## Start Task data

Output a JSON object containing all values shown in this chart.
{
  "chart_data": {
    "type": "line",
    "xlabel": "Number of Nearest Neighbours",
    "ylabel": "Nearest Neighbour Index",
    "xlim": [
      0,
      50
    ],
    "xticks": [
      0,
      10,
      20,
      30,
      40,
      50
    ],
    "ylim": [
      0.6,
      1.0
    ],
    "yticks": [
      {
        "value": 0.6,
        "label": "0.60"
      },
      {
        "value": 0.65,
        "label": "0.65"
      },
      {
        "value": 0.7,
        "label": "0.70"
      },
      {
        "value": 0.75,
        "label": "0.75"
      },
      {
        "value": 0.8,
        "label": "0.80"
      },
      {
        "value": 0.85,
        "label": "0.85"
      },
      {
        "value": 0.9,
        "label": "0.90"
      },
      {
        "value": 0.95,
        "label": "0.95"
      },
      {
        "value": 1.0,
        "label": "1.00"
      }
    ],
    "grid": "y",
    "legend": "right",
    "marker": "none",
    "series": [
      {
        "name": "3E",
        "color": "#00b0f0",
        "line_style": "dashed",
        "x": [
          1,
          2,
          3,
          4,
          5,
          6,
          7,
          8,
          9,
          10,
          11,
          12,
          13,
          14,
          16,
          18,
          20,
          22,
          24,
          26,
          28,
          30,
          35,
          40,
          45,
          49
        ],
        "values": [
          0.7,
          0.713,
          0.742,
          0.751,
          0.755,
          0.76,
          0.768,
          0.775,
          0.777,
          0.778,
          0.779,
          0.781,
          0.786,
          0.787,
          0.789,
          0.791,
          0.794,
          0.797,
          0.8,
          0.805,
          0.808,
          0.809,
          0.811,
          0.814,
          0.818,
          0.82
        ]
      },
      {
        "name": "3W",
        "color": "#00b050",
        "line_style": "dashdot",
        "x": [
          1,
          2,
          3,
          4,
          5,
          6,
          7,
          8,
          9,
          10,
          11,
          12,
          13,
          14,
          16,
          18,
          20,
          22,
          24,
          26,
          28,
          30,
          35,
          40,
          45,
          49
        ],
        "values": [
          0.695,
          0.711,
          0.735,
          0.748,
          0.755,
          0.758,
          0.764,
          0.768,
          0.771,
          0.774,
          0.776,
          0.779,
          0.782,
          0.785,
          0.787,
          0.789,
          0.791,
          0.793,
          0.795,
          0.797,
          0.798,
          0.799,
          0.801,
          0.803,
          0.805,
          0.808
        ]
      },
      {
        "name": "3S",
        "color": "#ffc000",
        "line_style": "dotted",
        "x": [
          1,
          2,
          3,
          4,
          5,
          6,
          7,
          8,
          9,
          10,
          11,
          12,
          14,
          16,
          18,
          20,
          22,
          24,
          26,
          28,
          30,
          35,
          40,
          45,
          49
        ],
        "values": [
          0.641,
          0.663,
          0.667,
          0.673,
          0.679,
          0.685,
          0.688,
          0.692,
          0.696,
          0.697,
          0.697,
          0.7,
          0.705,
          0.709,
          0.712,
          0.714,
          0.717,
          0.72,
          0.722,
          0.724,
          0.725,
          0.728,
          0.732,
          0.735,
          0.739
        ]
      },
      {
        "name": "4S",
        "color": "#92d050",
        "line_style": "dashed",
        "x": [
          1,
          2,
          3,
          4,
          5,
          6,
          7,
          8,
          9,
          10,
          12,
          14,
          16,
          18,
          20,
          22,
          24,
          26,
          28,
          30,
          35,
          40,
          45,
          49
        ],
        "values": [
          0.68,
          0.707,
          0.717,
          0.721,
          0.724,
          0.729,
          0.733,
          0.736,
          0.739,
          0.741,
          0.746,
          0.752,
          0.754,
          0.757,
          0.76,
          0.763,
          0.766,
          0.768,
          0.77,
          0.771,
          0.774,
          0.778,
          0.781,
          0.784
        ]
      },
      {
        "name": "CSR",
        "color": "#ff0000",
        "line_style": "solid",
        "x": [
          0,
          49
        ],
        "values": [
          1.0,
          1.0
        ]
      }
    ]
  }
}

## End Task data

Brief: Print the records once more, exactly as they were given.

Task answer:
Output a JSON object containing all values shown in this chart.
{
  "chart_data": {
    "type": "line",
    "xlabel": "Number of Nearest Neighbours",
    "ylabel": "Nearest Neighbour Index",
    "xlim": [
      0,
      50
    ],
    "xticks": [
      0,
      10,
      20,
      30,
      40,
      50
    ],
    "ylim": [
      0.6,
      1.0
    ],
    "yticks": [
      {
        "value": 0.6,
        "label": "0.60"
      },
      {
        "value": 0.65,
        "label": "0.65"
      },
      {
        "value": 0.7,
        "label": "0.70"
      },
      {
        "value": 0.75,
        "label": "0.75"
      },
      {
        "value": 0.8,
        "label": "0.80"
      },
      {
        "value": 0.85,
        "label": "0.85"
      },
      {
        "value": 0.9,
        "label": "0.90"
      },
      {
        "value": 0.95,
        "label": "0.95"
      },
      {
        "value": 1.0,
        "label": "1.00"
      }
    ],
    "grid": "y",
    "legend": "right",
    "marker": "none",
    "series": [
      {
        "name": "3E",
        "color": "#00b0f0",
        "line_style": "dashed",
        "x": [
          1,
          2,
          3,
          4,
          5,
          6,
          7,
          8,
          9,
          10,
          11,
          12,
          13,
          14,
          16,
          18,
          20,
          22,
          24,
          26,
          28,
          30,
          35,
          40,
          45,
          49
        ],
        "values": [
          0.7,
          0.713,
          0.742,
          0.751,
          0.755,
          0.76,
          0.768,
          0.775,
          0.777,
          0.778,
          0.779,
          0.781,
          0.786,
          0.787,
          0.789,
          0.791,
          0.794,
          0.797,
          0.8,
          0.805,
          0.808,
          0.809,
          0.811,
          0.814,
          0.818,
          0.82
        ]
      },
      {
        "name": "3W",
        "color": "#00b050",
        "line_style": "dashdot",
        "x": [
          1,
          2,
          3,
          4,
          5,
          6,
          7,
          8,
          9,
          10,
          11,
          12,
          13,
          14,
          16,
          18,
          20,
          22,
          24,
          26,
          28,
          30,
          35,
          40,
          45,
          49
        ],
        "values": [
          0.695,
          0.711,
          0.735,
          0.748,
          0.755,
          0.758,
          0.764,
          0.768,
          0.771,
          0.774,
          0.776,
          0.779,
          0.782,
          0.785,
          0.787,
          0.789,
          0.791,
          0.793,
          0.795,
          0.797,
          0.798,
          0.799,
          0.801,
          0.803,
          0.805,
          0.808
        ]
      },
      {
        "name": "3S",
        "color": "#ffc000",
        "line_style": "dotted",
        "x": [
          1,
          2,
          3,
          4,
          5,
          6,
          7,
          8,
          9,
          10,
          11,
          12,
          14,
          16,
          18,
          20,
          22,
          24,
          26,
          28,
          30,
          35,
          40,
          45,
          49
        ],
        "values": [
          0.641,
          0.663,
          0.667,
          0.673,
          0.679,
          0.685,
          0.688,
          0.692,
          0.696,
          0.697,
          0.697,
          0.7,
          0.705,
          0.709,
          0.712,
          0.714,
          0.717,
          0.72,
          0.722,
          0.724,
          0.725,
          0.728,
          0.732,
          0.735,
          0.739
        ]
      },
      {
        "name": "4S",
        "color": "#92d050",
        "line_style": "dashed",
        "x": [
          1,
          2,
          3,
          4,
          5,
          6,
          7,
          8,
          9,
          10,
          12,
          14,
          16,
          18,
          20,
          22,
          24,
          26,
          28,
          30,
          35,
          40,
          45,
          49
        ],
        "values": [
          0.68,
          0.707,
          0.717,
          0.721,
          0.724,
          0.729,
          0.733,
          0.736,
          0.739,
          0.741,
          0.746,
          0.752,
          0.754,
          0.757,
          0.76,
          0.763,
          0.766,
          0.768,
          0.77,
          0.771,
          0.774,
          0.778,
          0.781,
          0.784
        ]
      },
      {
        "name": "CSR",
        "color": "#ff0000",
        "line_style": "solid",
        "x": [
          0,
          49
        ],
        "values": [
          1.0,
          1.0
        ]
      }
    ]
  }
}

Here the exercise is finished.